__Task directions__
Please reproduce every one of the records below verbatim, keeping each line as it stands.

--------

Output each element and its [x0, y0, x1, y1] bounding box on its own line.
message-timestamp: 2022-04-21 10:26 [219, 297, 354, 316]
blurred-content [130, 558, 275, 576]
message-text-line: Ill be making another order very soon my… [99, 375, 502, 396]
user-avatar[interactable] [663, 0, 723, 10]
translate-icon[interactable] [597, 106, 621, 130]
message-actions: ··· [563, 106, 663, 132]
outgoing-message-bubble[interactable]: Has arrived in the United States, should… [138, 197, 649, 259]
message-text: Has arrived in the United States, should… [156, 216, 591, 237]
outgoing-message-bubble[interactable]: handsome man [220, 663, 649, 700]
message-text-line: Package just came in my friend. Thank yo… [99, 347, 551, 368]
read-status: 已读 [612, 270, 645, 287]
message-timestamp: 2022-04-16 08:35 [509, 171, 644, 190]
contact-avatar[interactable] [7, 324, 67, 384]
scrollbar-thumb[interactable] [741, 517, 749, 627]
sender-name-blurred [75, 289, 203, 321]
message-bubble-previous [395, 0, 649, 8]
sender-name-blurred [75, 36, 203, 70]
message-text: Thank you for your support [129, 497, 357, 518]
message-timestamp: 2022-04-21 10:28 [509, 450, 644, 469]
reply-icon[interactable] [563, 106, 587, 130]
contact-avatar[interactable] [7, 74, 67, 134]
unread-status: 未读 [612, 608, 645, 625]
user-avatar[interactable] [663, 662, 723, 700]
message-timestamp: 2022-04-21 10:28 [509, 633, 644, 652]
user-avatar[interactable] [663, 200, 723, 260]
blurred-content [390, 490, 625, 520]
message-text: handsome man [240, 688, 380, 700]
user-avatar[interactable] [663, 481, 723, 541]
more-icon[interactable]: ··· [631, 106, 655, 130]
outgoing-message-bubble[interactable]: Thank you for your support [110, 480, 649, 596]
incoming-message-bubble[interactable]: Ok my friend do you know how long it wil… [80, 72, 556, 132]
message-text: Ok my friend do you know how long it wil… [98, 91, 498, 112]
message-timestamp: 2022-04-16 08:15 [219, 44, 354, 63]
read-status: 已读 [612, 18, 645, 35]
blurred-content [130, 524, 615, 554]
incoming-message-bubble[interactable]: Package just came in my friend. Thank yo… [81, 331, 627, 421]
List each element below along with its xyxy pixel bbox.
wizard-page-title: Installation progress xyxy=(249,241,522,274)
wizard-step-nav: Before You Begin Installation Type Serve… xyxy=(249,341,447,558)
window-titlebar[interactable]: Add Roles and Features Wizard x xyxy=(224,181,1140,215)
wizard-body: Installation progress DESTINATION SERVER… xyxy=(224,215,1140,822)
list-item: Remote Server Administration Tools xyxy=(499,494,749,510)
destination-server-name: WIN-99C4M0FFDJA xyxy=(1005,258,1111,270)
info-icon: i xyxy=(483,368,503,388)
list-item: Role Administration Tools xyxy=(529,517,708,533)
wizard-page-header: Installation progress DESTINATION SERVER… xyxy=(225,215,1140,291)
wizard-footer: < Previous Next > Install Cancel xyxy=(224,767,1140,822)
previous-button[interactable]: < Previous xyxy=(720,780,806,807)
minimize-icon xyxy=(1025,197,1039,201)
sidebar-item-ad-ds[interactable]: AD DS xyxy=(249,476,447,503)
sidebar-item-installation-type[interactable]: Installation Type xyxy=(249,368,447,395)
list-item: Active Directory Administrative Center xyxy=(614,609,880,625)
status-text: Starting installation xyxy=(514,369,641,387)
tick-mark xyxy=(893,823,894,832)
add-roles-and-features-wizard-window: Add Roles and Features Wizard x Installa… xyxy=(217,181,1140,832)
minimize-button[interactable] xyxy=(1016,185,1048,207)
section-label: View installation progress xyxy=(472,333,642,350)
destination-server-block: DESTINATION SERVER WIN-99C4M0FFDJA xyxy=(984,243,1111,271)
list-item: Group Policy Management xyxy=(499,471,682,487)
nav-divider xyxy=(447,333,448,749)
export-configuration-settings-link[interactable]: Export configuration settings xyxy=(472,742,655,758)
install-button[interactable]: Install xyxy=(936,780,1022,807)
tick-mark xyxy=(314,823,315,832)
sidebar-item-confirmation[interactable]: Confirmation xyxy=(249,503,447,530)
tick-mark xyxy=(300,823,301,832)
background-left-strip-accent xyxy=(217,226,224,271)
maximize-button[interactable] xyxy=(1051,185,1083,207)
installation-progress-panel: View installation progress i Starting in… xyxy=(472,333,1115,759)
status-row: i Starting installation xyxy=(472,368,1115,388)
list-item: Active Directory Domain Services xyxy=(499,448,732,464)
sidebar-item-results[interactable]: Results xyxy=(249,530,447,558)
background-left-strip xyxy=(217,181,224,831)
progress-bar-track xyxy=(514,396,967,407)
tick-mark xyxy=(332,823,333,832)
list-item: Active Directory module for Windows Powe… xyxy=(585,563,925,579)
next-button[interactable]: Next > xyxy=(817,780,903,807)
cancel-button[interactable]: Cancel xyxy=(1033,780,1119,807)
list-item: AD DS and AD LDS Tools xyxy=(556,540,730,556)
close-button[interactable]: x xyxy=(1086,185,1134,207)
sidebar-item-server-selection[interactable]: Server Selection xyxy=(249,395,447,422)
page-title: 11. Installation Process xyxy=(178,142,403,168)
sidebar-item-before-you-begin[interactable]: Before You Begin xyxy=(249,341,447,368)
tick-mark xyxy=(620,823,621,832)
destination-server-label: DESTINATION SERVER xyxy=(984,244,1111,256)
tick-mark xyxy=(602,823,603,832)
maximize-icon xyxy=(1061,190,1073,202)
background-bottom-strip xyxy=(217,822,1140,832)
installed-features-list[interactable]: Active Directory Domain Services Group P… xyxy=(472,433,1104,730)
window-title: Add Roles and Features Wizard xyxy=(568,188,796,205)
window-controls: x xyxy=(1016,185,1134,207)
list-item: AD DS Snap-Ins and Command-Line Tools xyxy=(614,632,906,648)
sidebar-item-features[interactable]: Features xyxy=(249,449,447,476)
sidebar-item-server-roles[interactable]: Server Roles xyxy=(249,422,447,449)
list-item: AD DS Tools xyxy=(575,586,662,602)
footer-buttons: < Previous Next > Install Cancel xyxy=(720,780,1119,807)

--------

__Response__
Output each element and its [x0, y0, x1, y1] bounding box on its own line.
message-timestamp: 2022-04-21 10:26 [219, 297, 354, 316]
blurred-content [130, 558, 275, 576]
message-text-line: Ill be making another order very soon my… [99, 375, 502, 396]
user-avatar[interactable] [663, 0, 723, 10]
translate-icon[interactable] [597, 106, 621, 130]
message-actions: ··· [563, 106, 663, 132]
outgoing-message-bubble[interactable]: Has arrived in the United States, should… [138, 197, 649, 259]
message-text: Has arrived in the United States, should… [156, 216, 591, 237]
outgoing-message-bubble[interactable]: handsome man [220, 663, 649, 700]
message-text-line: Package just came in my friend. Thank yo… [99, 347, 551, 368]
read-status: 已读 [612, 270, 645, 287]
message-timestamp: 2022-04-16 08:35 [509, 171, 644, 190]
contact-avatar[interactable] [7, 324, 67, 384]
scrollbar-thumb[interactable] [741, 517, 749, 627]
sender-name-blurred [75, 289, 203, 321]
message-bubble-previous [395, 0, 649, 8]
sender-name-blurred [75, 36, 203, 70]
message-text: Thank you for your support [129, 497, 357, 518]
message-timestamp: 2022-04-21 10:28 [509, 450, 644, 469]
reply-icon[interactable] [563, 106, 587, 130]
contact-avatar[interactable] [7, 74, 67, 134]
unread-status: 未读 [612, 608, 645, 625]
user-avatar[interactable] [663, 662, 723, 700]
message-timestamp: 2022-04-21 10:28 [509, 633, 644, 652]
user-avatar[interactable] [663, 200, 723, 260]
blurred-content [390, 490, 625, 520]
message-text: handsome man [240, 688, 380, 700]
user-avatar[interactable] [663, 481, 723, 541]
more-icon[interactable]: ··· [631, 106, 655, 130]
outgoing-message-bubble[interactable]: Thank you for your support [110, 480, 649, 596]
incoming-message-bubble[interactable]: Ok my friend do you know how long it wil… [80, 72, 556, 132]
message-text: Ok my friend do you know how long it wil… [98, 91, 498, 112]
message-timestamp: 2022-04-16 08:15 [219, 44, 354, 63]
read-status: 已读 [612, 18, 645, 35]
blurred-content [130, 524, 615, 554]
incoming-message-bubble[interactable]: Package just came in my friend. Thank yo… [81, 331, 627, 421]
List each element below along with its xyxy pixel bbox.
wizard-page-title: Installation progress xyxy=(249,241,522,274)
wizard-step-nav: Before You Begin Installation Type Serve… xyxy=(249,341,447,558)
window-titlebar[interactable]: Add Roles and Features Wizard x xyxy=(224,181,1140,215)
wizard-body: Installation progress DESTINATION SERVER… xyxy=(224,215,1140,822)
list-item: Remote Server Administration Tools xyxy=(499,494,749,510)
destination-server-name: WIN-99C4M0FFDJA xyxy=(1005,258,1111,270)
info-icon: i xyxy=(483,368,503,388)
list-item: Role Administration Tools xyxy=(529,517,708,533)
wizard-page-header: Installation progress DESTINATION SERVER… xyxy=(225,215,1140,291)
wizard-footer: < Previous Next > Install Cancel xyxy=(224,767,1140,822)
previous-button[interactable]: < Previous xyxy=(720,780,806,807)
minimize-icon xyxy=(1025,197,1039,201)
sidebar-item-ad-ds[interactable]: AD DS xyxy=(249,476,447,503)
sidebar-item-installation-type[interactable]: Installation Type xyxy=(249,368,447,395)
list-item: Active Directory Administrative Center xyxy=(614,609,880,625)
status-text: Starting installation xyxy=(514,369,641,387)
tick-mark xyxy=(893,823,894,832)
add-roles-and-features-wizard-window: Add Roles and Features Wizard x Installa… xyxy=(217,181,1140,832)
minimize-button[interactable] xyxy=(1016,185,1048,207)
section-label: View installation progress xyxy=(472,333,642,350)
destination-server-block: DESTINATION SERVER WIN-99C4M0FFDJA xyxy=(984,243,1111,271)
list-item: Group Policy Management xyxy=(499,471,682,487)
nav-divider xyxy=(447,333,448,749)
export-configuration-settings-link[interactable]: Export configuration settings xyxy=(472,742,655,758)
install-button[interactable]: Install xyxy=(936,780,1022,807)
tick-mark xyxy=(314,823,315,832)
sidebar-item-confirmation[interactable]: Confirmation xyxy=(249,503,447,530)
tick-mark xyxy=(300,823,301,832)
background-left-strip-accent xyxy=(217,226,224,271)
maximize-button[interactable] xyxy=(1051,185,1083,207)
installation-progress-panel: View installation progress i Starting in… xyxy=(472,333,1115,759)
status-row: i Starting installation xyxy=(472,368,1115,388)
list-item: Active Directory Domain Services xyxy=(499,448,732,464)
sidebar-item-results[interactable]: Results xyxy=(249,530,447,558)
background-left-strip xyxy=(217,181,224,831)
progress-bar-track xyxy=(514,396,967,407)
tick-mark xyxy=(332,823,333,832)
list-item: Active Directory module for Windows Powe… xyxy=(585,563,925,579)
next-button[interactable]: Next > xyxy=(817,780,903,807)
cancel-button[interactable]: Cancel xyxy=(1033,780,1119,807)
list-item: AD DS and AD LDS Tools xyxy=(556,540,730,556)
close-button[interactable]: x xyxy=(1086,185,1134,207)
sidebar-item-server-selection[interactable]: Server Selection xyxy=(249,395,447,422)
page-title: 11. Installation Process xyxy=(178,142,403,168)
sidebar-item-before-you-begin[interactable]: Before You Begin xyxy=(249,341,447,368)
tick-mark xyxy=(620,823,621,832)
destination-server-label: DESTINATION SERVER xyxy=(984,244,1111,256)
tick-mark xyxy=(602,823,603,832)
maximize-icon xyxy=(1061,190,1073,202)
background-bottom-strip xyxy=(217,822,1140,832)
installed-features-list[interactable]: Active Directory Domain Services Group P… xyxy=(472,433,1104,730)
window-title: Add Roles and Features Wizard xyxy=(568,188,796,205)
window-controls: x xyxy=(1016,185,1134,207)
list-item: AD DS Snap-Ins and Command-Line Tools xyxy=(614,632,906,648)
sidebar-item-features[interactable]: Features xyxy=(249,449,447,476)
sidebar-item-server-roles[interactable]: Server Roles xyxy=(249,422,447,449)
list-item: AD DS Tools xyxy=(575,586,662,602)
footer-buttons: < Previous Next > Install Cancel xyxy=(720,780,1119,807)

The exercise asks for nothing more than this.